→ **TASK REQUIREMENTS**
Transcribe each entry below exactly. Pictures do not go in the copy.
....
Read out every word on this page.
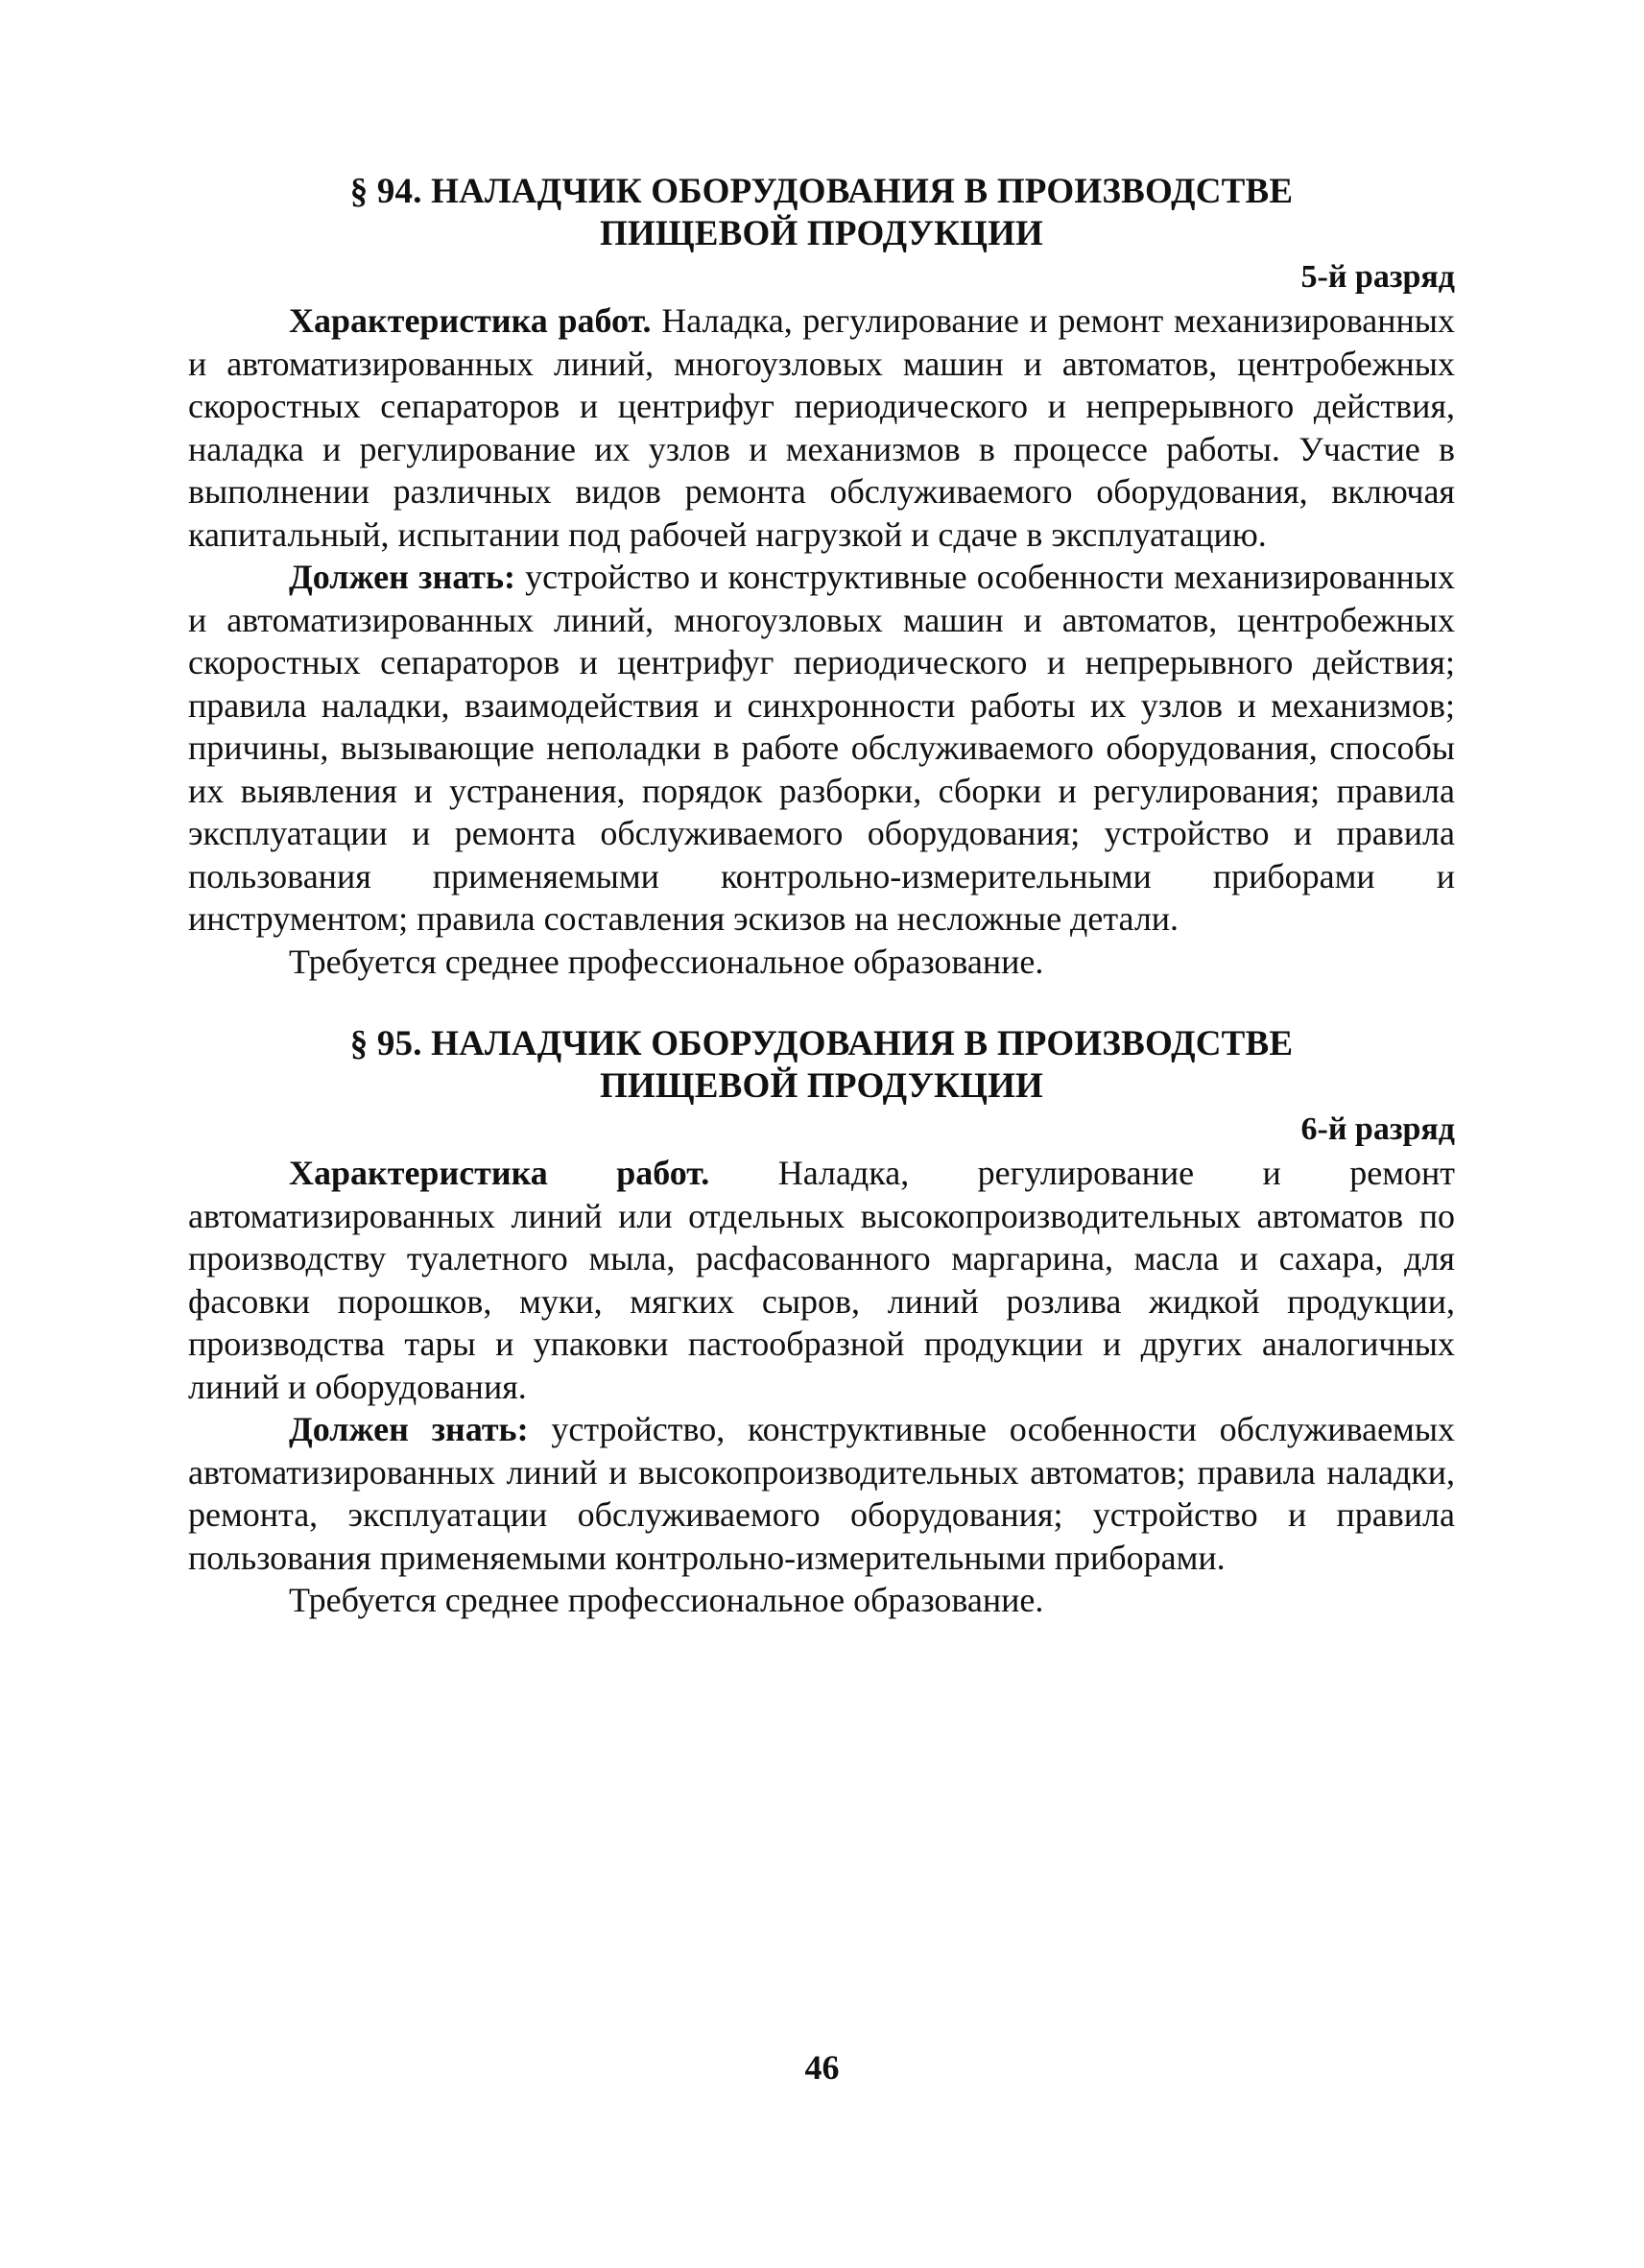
§ 94. НАЛАДЧИК ОБОРУДОВАНИЯ В ПРОИЗВОДСТВЕ
ПИЩЕВОЙ ПРОДУКЦИИ
5-й разряд

Характеристика работ. Наладка, регулирование и ремонт механизированных и автоматизированных линий, многоузловых машин и автоматов, центробежных скоростных сепараторов и центрифуг периодического и непрерывного действия, наладка и регулирование их узлов и механизмов в процессе работы. Участие в выполнении различных видов ремонта обслуживаемого оборудования, включая капитальный, испытании под рабочей нагрузкой и сдаче в эксплуатацию.

Должен знать: устройство и конструктивные особенности механизированных и автоматизированных линий, многоузловых машин и автоматов, центробежных скоростных сепараторов и центрифуг периодического и непрерывного действия; правила наладки, взаимодействия и синхронности работы их узлов и механизмов; причины, вызывающие неполадки в работе обслуживаемого оборудования, способы их выявления и устранения, порядок разборки, сборки и регулирования; правила эксплуатации и ремонта обслуживаемого оборудования; устройство и правила пользования применяемыми контрольно-измерительными приборами и инструментом; правила составления эскизов на несложные детали.

Требуется среднее профессиональное образование.

§ 95. НАЛАДЧИК ОБОРУДОВАНИЯ В ПРОИЗВОДСТВЕ
ПИЩЕВОЙ ПРОДУКЦИИ
6-й разряд

Характеристика работ. Наладка, регулирование и ремонт автоматизированных линий или отдельных высокопроизводительных автоматов по производству туалетного мыла, расфасованного маргарина, масла и сахара, для фасовки порошков, муки, мягких сыров, линий розлива жидкой продукции, производства тары и упаковки пастообразной продукции и других аналогичных линий и оборудования.

Должен знать: устройство, конструктивные особенности обслуживаемых автоматизированных линий и высокопроизводительных автоматов; правила наладки, ремонта, эксплуатации обслуживаемого оборудования; устройство и правила пользования применяемыми контрольно-измерительными приборами.

Требуется среднее профессиональное образование.

46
....
→ **RESULT FOR THIS TASK**
Read out every word on this page.
§ 94. НАЛАДЧИК ОБОРУДОВАНИЯ В ПРОИЗВОДСТВЕ
ПИЩЕВОЙ ПРОДУКЦИИ
5-й разряд

Характеристика работ. Наладка, регулирование и ремонт механизированных и автоматизированных линий, многоузловых машин и автоматов, центробежных скоростных сепараторов и центрифуг периодического и непрерывного действия, наладка и регулирование их узлов и механизмов в процессе работы. Участие в выполнении различных видов ремонта обслуживаемого оборудования, включая капитальный, испытании под рабочей нагрузкой и сдаче в эксплуатацию.

Должен знать: устройство и конструктивные особенности механизированных и автоматизированных линий, многоузловых машин и автоматов, центробежных скоростных сепараторов и центрифуг периодического и непрерывного действия; правила наладки, взаимодействия и синхронности работы их узлов и механизмов; причины, вызывающие неполадки в работе обслуживаемого оборудования, способы их выявления и устранения, порядок разборки, сборки и регулирования; правила эксплуатации и ремонта обслуживаемого оборудования; устройство и правила пользования применяемыми контрольно-измерительными приборами и инструментом; правила составления эскизов на несложные детали.

Требуется среднее профессиональное образование.

§ 95. НАЛАДЧИК ОБОРУДОВАНИЯ В ПРОИЗВОДСТВЕ
ПИЩЕВОЙ ПРОДУКЦИИ
6-й разряд

Характеристика работ. Наладка, регулирование и ремонт автоматизированных линий или отдельных высокопроизводительных автоматов по производству туалетного мыла, расфасованного маргарина, масла и сахара, для фасовки порошков, муки, мягких сыров, линий розлива жидкой продукции, производства тары и упаковки пастообразной продукции и других аналогичных линий и оборудования.

Должен знать: устройство, конструктивные особенности обслуживаемых автоматизированных линий и высокопроизводительных автоматов; правила наладки, ремонта, эксплуатации обслуживаемого оборудования; устройство и правила пользования применяемыми контрольно-измерительными приборами.

Требуется среднее профессиональное образование.

46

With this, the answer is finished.